## WHAT THIS TASK INVOLVES
Copy everything in the data below exactly except the pictures.

## Figure data in JSON
**********
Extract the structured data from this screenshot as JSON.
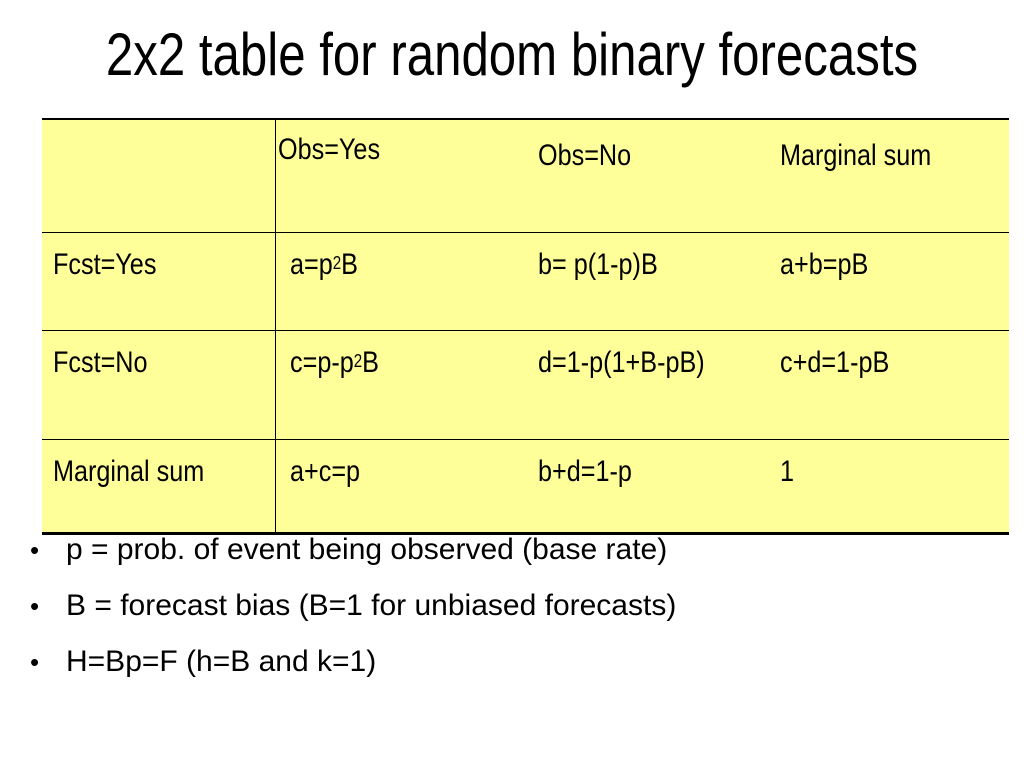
{
  "title": "2x2 table for random binary forecasts",
  "table": {
    "header": {
      "blank": "",
      "obs_yes": "Obs=Yes",
      "obs_no": "Obs=No",
      "marginal": "Marginal sum"
    },
    "rows": [
      {
        "label": "Fcst=Yes",
        "obs_yes": {
          "pre": "a=p",
          "sup": "2",
          "post": "B"
        },
        "obs_no": "b= p(1-p)B",
        "marginal": "a+b=pB"
      },
      {
        "label": "Fcst=No",
        "obs_yes": {
          "pre": "c=p-p",
          "sup": "2",
          "post": "B"
        },
        "obs_no": "d=1-p(1+B-pB)",
        "marginal": "c+d=1-pB"
      },
      {
        "label": "Marginal sum",
        "obs_yes": "a+c=p",
        "obs_no": "b+d=1-p",
        "marginal": "1"
      }
    ]
  },
  "bullets": [
    "p = prob. of event being observed (base rate)",
    "B = forecast bias (B=1 for unbiased forecasts)",
    "H=Bp=F (h=B and k=1)"
  ],
  "bullet_glyph": "•",
  "colors": {
    "table_fill": "#ffff99",
    "text": "#000000",
    "background": "#ffffff"
  }
}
**********
## RESULT FOR THIS TASK
Extract the structured data from this screenshot as JSON.
{
  "title": "2x2 table for random binary forecasts",
  "table": {
    "header": {
      "blank": "",
      "obs_yes": "Obs=Yes",
      "obs_no": "Obs=No",
      "marginal": "Marginal sum"
    },
    "rows": [
      {
        "label": "Fcst=Yes",
        "obs_yes": {
          "pre": "a=p",
          "sup": "2",
          "post": "B"
        },
        "obs_no": "b= p(1-p)B",
        "marginal": "a+b=pB"
      },
      {
        "label": "Fcst=No",
        "obs_yes": {
          "pre": "c=p-p",
          "sup": "2",
          "post": "B"
        },
        "obs_no": "d=1-p(1+B-pB)",
        "marginal": "c+d=1-pB"
      },
      {
        "label": "Marginal sum",
        "obs_yes": "a+c=p",
        "obs_no": "b+d=1-p",
        "marginal": "1"
      }
    ]
  },
  "bullets": [
    "p = prob. of event being observed (base rate)",
    "B = forecast bias (B=1 for unbiased forecasts)",
    "H=Bp=F (h=B and k=1)"
  ],
  "bullet_glyph": "•",
  "colors": {
    "table_fill": "#ffff99",
    "text": "#000000",
    "background": "#ffffff"
  }
}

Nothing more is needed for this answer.